▶ **Directions for this task**
Look through the records below, and copy out every line that holds the string "tonight".

(Saved entries)
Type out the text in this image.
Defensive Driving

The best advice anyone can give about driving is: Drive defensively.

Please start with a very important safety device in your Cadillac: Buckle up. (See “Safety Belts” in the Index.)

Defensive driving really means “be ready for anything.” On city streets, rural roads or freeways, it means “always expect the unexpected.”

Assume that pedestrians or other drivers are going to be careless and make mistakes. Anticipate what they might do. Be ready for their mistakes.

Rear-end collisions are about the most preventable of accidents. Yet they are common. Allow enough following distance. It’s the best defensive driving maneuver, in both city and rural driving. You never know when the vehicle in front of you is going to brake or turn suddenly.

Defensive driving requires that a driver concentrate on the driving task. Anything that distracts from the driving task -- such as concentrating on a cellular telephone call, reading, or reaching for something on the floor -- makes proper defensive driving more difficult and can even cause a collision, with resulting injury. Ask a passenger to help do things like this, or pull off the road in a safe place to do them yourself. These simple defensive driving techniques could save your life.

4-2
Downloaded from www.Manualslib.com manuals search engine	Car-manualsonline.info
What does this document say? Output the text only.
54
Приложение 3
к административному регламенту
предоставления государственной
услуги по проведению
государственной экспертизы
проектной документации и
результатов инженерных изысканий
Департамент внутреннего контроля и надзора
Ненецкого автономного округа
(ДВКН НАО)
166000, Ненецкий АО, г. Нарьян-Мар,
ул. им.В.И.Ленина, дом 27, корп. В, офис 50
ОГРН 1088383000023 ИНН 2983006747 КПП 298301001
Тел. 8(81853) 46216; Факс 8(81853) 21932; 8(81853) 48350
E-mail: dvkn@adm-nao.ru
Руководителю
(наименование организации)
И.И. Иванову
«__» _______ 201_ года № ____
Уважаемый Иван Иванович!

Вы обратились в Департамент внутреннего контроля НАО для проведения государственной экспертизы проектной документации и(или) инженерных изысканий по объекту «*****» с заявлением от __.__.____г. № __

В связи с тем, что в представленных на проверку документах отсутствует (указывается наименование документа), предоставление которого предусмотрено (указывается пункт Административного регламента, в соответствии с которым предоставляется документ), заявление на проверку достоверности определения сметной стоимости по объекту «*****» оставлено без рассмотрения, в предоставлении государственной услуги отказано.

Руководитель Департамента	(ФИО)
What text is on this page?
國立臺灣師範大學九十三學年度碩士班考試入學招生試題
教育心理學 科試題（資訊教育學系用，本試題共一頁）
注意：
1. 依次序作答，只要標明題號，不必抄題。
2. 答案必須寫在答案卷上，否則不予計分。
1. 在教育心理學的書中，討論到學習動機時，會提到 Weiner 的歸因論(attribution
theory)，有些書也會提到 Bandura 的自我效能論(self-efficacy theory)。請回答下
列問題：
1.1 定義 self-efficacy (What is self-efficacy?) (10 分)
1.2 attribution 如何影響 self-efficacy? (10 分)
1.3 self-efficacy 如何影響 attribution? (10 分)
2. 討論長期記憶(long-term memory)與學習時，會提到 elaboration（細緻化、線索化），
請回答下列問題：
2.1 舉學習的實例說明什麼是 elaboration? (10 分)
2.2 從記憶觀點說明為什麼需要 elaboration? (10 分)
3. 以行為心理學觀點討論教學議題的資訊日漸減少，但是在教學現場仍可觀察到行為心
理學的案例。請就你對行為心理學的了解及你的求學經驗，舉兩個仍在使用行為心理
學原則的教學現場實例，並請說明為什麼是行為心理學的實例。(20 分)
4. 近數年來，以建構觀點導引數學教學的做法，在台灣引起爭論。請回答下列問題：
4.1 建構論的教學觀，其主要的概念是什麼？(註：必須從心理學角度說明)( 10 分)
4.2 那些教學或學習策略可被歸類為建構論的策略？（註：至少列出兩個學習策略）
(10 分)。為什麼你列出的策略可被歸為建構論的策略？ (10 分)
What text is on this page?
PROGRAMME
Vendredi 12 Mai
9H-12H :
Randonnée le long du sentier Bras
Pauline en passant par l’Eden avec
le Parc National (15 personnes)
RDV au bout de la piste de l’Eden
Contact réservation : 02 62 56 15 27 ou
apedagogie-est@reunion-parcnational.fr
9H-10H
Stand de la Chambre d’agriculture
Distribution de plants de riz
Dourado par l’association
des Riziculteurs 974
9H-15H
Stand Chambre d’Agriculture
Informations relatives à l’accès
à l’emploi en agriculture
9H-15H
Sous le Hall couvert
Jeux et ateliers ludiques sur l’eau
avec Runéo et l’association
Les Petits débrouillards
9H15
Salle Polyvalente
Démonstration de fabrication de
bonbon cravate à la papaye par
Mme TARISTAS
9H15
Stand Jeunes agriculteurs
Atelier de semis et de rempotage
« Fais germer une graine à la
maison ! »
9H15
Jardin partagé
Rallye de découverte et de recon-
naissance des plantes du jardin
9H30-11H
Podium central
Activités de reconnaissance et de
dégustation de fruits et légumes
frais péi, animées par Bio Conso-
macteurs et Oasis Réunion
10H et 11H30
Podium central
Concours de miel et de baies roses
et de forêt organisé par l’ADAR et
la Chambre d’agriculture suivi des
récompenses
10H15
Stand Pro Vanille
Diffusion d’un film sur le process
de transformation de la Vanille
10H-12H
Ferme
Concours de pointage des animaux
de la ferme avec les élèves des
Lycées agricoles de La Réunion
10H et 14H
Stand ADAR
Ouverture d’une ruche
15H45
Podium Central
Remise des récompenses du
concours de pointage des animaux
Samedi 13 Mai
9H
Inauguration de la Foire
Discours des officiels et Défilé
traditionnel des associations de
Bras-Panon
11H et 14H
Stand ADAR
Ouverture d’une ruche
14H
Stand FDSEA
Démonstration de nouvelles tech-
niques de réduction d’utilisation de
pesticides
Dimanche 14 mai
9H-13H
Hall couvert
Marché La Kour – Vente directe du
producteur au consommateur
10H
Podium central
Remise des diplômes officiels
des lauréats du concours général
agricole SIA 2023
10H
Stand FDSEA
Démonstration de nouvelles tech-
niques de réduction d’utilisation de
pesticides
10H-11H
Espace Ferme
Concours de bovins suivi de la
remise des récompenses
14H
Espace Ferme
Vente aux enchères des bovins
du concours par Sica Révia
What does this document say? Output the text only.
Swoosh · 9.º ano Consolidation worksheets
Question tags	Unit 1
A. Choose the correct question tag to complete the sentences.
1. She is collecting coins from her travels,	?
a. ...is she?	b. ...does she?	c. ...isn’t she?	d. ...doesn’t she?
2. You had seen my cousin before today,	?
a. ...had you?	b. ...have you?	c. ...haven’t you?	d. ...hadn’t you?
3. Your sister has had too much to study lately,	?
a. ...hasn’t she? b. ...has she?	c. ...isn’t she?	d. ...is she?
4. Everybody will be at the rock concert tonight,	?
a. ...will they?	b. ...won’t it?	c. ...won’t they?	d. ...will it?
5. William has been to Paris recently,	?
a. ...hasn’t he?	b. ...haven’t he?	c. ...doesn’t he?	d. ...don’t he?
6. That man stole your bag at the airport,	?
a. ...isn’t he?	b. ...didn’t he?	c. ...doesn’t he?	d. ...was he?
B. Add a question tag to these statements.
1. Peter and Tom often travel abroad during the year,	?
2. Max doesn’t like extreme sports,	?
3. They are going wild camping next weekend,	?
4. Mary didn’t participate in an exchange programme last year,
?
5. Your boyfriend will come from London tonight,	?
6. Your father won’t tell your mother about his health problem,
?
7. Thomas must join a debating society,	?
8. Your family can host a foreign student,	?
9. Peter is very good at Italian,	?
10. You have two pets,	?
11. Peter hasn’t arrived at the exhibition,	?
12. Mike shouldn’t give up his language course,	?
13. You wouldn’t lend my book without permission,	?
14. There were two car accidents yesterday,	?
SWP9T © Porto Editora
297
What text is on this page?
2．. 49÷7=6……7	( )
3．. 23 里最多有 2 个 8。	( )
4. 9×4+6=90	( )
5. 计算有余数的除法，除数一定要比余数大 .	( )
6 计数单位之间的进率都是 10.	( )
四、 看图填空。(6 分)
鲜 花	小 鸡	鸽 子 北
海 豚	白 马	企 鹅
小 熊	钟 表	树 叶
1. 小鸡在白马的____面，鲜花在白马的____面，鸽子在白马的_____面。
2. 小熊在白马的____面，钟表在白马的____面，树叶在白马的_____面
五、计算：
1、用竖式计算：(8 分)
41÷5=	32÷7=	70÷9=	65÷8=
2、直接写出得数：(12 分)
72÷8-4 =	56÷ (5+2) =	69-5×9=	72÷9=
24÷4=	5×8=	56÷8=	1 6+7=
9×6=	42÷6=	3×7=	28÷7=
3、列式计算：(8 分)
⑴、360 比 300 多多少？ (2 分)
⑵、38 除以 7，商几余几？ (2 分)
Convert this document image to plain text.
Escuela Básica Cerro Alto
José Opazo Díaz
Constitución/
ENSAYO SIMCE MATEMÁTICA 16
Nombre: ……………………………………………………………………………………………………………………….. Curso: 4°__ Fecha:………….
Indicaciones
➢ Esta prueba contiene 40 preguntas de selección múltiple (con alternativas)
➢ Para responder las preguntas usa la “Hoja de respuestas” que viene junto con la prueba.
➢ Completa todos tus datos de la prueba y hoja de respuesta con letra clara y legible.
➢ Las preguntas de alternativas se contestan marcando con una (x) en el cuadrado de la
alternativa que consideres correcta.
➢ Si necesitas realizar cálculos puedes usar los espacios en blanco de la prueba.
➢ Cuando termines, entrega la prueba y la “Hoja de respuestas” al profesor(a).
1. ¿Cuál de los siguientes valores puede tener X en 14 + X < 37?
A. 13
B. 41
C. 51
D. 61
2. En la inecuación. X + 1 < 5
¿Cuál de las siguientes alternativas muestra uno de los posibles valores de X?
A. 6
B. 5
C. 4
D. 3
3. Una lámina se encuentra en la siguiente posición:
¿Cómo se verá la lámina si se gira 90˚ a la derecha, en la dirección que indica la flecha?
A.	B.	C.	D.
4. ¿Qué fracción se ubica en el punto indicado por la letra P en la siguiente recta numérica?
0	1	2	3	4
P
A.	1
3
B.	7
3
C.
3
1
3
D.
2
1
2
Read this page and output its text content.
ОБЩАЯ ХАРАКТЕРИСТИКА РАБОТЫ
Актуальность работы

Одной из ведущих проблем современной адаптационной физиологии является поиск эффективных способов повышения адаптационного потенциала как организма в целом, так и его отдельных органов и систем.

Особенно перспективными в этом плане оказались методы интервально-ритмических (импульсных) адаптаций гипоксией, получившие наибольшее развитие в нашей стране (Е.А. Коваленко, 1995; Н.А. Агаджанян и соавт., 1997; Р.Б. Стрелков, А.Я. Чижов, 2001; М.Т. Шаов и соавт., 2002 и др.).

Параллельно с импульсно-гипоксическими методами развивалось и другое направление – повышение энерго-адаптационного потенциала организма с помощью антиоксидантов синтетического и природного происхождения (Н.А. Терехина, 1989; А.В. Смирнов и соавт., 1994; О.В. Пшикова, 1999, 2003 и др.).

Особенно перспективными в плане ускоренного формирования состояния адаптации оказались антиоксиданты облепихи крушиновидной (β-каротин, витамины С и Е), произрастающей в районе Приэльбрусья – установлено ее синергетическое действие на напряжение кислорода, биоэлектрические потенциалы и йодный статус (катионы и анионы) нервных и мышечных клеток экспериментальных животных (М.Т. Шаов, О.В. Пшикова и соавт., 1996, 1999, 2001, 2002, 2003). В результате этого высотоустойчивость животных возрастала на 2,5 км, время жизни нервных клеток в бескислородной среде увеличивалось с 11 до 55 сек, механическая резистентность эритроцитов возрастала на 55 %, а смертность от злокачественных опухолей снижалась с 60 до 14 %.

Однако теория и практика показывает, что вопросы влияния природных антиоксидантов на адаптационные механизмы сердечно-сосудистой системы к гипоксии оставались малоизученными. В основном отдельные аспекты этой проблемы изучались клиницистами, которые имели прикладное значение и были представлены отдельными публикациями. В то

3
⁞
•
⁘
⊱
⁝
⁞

▶ **Response to the exercise**
4. Everybody will be at the rock concert tonight,	?
5. Your boyfriend will come from London tonight,	?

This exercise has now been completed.